## What the exercise asks
Work through the records below and tally every line containing "name". Reply with the total alone.

--- Start of Dataset records ---

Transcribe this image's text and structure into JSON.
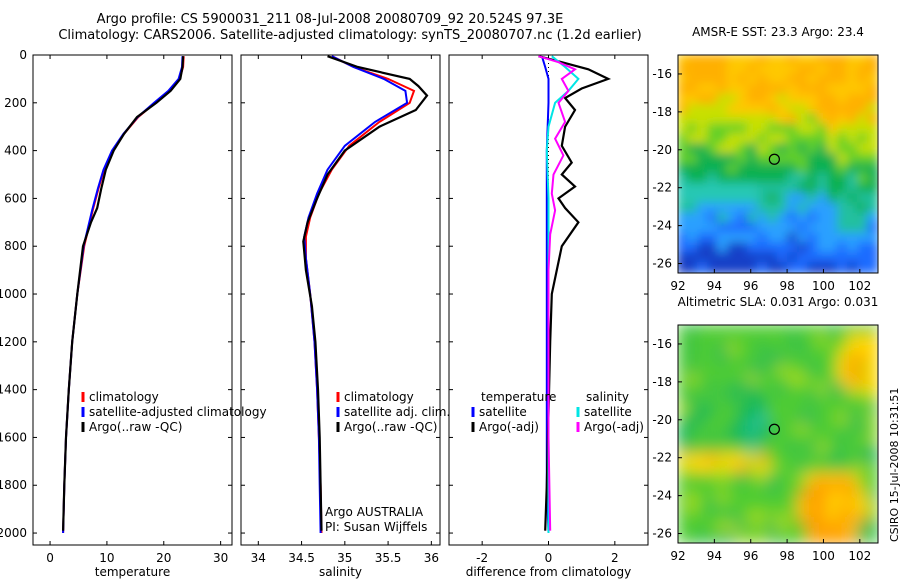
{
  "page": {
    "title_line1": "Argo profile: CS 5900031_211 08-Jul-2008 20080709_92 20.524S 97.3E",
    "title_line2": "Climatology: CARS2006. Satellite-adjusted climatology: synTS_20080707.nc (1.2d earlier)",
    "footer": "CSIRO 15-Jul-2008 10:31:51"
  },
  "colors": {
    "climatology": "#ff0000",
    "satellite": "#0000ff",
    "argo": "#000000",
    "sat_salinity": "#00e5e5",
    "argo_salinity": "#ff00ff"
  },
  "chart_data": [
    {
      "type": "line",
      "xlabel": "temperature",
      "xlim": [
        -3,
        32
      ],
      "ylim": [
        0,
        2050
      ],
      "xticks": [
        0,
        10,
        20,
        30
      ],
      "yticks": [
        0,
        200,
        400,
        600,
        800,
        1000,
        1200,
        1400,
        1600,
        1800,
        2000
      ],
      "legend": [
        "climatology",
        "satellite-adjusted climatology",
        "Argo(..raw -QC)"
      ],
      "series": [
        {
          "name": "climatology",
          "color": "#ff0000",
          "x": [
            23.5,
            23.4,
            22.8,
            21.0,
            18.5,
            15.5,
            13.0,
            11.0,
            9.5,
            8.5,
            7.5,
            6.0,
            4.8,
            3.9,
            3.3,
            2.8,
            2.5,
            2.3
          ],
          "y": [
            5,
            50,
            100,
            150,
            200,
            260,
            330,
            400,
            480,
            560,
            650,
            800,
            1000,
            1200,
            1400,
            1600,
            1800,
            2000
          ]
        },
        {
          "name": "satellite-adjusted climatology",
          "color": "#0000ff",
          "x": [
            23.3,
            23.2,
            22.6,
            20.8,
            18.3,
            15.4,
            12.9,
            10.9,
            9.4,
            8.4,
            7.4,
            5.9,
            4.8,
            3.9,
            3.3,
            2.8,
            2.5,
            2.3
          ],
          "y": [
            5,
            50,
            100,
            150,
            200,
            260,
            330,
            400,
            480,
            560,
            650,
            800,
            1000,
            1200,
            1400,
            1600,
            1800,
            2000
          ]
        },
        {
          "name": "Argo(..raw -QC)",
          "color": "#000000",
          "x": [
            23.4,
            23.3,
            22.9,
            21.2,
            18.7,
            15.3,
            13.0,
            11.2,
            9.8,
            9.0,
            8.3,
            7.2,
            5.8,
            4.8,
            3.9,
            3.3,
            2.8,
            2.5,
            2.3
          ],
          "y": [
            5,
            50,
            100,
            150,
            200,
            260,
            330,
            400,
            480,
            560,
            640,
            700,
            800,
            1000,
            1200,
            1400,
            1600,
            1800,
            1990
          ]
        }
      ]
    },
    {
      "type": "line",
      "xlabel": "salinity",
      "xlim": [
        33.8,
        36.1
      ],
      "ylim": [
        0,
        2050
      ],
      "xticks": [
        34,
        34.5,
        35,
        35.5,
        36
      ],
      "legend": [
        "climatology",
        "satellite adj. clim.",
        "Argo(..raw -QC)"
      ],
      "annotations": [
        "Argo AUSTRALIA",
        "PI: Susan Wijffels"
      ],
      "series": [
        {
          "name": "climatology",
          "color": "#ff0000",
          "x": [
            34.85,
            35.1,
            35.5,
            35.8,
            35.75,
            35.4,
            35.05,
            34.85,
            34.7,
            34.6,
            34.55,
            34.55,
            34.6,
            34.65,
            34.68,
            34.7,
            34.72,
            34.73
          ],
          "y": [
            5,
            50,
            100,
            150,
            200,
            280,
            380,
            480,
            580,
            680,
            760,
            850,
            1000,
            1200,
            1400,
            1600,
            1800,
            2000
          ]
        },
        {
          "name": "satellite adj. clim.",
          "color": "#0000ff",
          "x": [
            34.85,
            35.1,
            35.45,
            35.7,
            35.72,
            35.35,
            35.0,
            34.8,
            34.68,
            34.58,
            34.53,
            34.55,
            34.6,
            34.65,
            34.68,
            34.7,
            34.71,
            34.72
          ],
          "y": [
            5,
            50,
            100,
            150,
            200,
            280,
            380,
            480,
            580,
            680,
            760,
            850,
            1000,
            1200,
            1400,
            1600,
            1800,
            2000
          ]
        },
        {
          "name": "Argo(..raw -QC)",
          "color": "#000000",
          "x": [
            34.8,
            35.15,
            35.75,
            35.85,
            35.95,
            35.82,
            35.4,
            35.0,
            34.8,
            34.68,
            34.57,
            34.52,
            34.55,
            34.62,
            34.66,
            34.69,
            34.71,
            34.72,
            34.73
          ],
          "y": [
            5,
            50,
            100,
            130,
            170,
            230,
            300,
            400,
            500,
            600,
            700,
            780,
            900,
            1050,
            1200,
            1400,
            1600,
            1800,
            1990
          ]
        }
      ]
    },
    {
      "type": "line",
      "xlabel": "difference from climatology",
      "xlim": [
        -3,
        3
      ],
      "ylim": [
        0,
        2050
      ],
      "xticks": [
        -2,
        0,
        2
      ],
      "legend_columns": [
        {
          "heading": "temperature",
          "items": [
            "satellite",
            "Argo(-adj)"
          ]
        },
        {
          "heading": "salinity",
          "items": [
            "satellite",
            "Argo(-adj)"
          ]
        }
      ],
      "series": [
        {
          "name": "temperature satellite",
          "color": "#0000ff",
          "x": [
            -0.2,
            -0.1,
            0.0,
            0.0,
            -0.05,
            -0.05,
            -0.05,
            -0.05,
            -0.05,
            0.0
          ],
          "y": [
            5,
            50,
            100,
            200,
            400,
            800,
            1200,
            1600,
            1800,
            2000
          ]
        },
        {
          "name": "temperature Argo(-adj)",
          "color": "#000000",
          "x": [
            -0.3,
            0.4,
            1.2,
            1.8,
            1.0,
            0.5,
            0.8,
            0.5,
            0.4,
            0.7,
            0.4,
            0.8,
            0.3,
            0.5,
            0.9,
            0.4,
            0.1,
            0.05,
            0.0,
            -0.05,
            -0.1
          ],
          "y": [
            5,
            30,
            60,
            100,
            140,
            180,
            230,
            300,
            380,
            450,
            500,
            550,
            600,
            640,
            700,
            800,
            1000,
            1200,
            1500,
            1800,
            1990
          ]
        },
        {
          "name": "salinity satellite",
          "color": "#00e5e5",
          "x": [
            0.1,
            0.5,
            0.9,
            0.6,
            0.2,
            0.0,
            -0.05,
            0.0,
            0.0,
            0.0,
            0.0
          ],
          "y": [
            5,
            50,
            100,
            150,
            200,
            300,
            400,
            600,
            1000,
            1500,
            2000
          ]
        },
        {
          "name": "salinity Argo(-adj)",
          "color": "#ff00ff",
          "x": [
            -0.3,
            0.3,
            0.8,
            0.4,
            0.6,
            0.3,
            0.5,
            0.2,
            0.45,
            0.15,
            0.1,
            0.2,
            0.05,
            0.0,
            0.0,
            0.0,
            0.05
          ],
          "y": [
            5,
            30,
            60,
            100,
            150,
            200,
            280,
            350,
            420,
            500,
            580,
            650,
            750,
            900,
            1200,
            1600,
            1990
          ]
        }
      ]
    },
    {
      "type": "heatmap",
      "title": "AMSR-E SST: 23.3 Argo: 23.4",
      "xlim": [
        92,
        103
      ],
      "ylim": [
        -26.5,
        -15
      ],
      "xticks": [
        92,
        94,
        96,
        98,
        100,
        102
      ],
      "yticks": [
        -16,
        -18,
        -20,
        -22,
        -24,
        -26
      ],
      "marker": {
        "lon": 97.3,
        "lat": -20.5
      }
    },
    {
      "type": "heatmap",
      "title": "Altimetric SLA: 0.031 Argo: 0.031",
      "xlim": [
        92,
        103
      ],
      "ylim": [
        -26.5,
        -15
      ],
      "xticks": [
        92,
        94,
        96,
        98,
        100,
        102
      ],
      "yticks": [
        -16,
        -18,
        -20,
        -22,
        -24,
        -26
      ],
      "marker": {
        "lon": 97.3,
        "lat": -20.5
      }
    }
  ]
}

--- End of Dataset records ---
--- Start of Dataset records ---

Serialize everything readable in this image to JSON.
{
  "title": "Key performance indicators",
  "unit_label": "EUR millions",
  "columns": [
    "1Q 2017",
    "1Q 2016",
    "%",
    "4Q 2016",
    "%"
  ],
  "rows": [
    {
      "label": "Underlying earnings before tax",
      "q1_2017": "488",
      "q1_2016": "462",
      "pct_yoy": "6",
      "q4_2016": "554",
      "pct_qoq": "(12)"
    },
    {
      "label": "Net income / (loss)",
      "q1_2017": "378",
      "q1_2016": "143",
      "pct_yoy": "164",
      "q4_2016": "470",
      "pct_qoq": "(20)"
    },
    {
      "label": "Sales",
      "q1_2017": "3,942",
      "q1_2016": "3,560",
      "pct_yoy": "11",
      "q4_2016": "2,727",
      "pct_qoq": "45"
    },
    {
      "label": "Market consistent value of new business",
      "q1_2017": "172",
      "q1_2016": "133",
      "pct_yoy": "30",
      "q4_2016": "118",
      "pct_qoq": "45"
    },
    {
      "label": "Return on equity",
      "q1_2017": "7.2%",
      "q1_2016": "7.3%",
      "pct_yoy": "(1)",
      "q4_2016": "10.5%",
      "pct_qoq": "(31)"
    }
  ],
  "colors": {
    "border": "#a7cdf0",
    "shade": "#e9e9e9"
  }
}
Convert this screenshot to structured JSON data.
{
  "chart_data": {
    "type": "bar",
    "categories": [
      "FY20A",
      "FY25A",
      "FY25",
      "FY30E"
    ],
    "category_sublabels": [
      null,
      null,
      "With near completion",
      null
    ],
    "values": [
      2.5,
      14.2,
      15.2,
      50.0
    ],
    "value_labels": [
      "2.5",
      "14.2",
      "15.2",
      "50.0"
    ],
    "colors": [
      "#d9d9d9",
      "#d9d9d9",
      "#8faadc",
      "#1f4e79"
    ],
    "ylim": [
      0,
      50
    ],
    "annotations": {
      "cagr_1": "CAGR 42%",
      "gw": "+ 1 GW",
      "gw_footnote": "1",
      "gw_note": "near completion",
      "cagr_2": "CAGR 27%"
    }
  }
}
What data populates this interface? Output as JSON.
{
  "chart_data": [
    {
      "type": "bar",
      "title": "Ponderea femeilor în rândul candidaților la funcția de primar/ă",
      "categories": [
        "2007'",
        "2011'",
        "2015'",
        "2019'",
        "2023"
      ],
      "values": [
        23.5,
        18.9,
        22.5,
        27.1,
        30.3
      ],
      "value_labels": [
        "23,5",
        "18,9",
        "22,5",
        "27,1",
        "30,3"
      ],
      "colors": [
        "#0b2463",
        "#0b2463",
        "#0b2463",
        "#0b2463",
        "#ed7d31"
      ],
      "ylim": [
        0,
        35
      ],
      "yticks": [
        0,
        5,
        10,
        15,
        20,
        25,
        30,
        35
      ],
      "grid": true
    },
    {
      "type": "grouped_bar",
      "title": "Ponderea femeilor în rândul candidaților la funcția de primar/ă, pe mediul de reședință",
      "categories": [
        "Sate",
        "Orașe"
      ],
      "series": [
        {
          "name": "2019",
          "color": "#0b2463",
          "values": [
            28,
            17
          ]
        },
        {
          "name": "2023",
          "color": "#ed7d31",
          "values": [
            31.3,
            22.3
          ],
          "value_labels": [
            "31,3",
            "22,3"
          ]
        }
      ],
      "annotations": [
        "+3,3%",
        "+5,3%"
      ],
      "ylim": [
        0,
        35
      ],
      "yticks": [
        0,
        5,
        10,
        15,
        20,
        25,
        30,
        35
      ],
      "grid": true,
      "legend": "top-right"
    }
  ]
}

--- End of Dataset records ---

## Exercise output
12